* Your instructions *
Copy every line of the material below word for word.

* Listing *
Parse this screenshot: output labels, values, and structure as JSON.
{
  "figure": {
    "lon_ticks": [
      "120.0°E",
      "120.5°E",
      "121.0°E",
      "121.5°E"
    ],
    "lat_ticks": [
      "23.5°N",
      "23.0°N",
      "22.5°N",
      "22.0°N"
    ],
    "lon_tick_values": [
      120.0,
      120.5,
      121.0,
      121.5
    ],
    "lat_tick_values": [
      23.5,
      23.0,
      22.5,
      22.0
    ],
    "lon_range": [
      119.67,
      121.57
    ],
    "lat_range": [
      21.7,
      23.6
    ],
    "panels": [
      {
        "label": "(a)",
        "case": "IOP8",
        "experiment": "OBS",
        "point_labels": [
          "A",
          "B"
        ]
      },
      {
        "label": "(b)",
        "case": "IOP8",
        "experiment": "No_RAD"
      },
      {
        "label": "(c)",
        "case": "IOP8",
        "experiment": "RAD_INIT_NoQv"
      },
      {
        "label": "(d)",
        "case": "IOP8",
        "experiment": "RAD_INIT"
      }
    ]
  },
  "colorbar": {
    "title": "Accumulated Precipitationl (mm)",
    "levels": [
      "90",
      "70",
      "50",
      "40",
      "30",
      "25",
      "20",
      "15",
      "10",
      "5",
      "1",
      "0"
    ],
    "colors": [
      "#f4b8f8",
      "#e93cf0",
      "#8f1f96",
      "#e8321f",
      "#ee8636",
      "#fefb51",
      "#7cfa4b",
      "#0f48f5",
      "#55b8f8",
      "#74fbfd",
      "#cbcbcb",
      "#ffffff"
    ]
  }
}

* Solved problem *
Parse this screenshot: output labels, values, and structure as JSON.
{
  "figure": {
    "lon_ticks": [
      "120.0°E",
      "120.5°E",
      "121.0°E",
      "121.5°E"
    ],
    "lat_ticks": [
      "23.5°N",
      "23.0°N",
      "22.5°N",
      "22.0°N"
    ],
    "lon_tick_values": [
      120.0,
      120.5,
      121.0,
      121.5
    ],
    "lat_tick_values": [
      23.5,
      23.0,
      22.5,
      22.0
    ],
    "lon_range": [
      119.67,
      121.57
    ],
    "lat_range": [
      21.7,
      23.6
    ],
    "panels": [
      {
        "label": "(a)",
        "case": "IOP8",
        "experiment": "OBS",
        "point_labels": [
          "A",
          "B"
        ]
      },
      {
        "label": "(b)",
        "case": "IOP8",
        "experiment": "No_RAD"
      },
      {
        "label": "(c)",
        "case": "IOP8",
        "experiment": "RAD_INIT_NoQv"
      },
      {
        "label": "(d)",
        "case": "IOP8",
        "experiment": "RAD_INIT"
      }
    ]
  },
  "colorbar": {
    "title": "Accumulated Precipitationl (mm)",
    "levels": [
      "90",
      "70",
      "50",
      "40",
      "30",
      "25",
      "20",
      "15",
      "10",
      "5",
      "1",
      "0"
    ],
    "colors": [
      "#f4b8f8",
      "#e93cf0",
      "#8f1f96",
      "#e8321f",
      "#ee8636",
      "#fefb51",
      "#7cfa4b",
      "#0f48f5",
      "#55b8f8",
      "#74fbfd",
      "#cbcbcb",
      "#ffffff"
    ]
  }
}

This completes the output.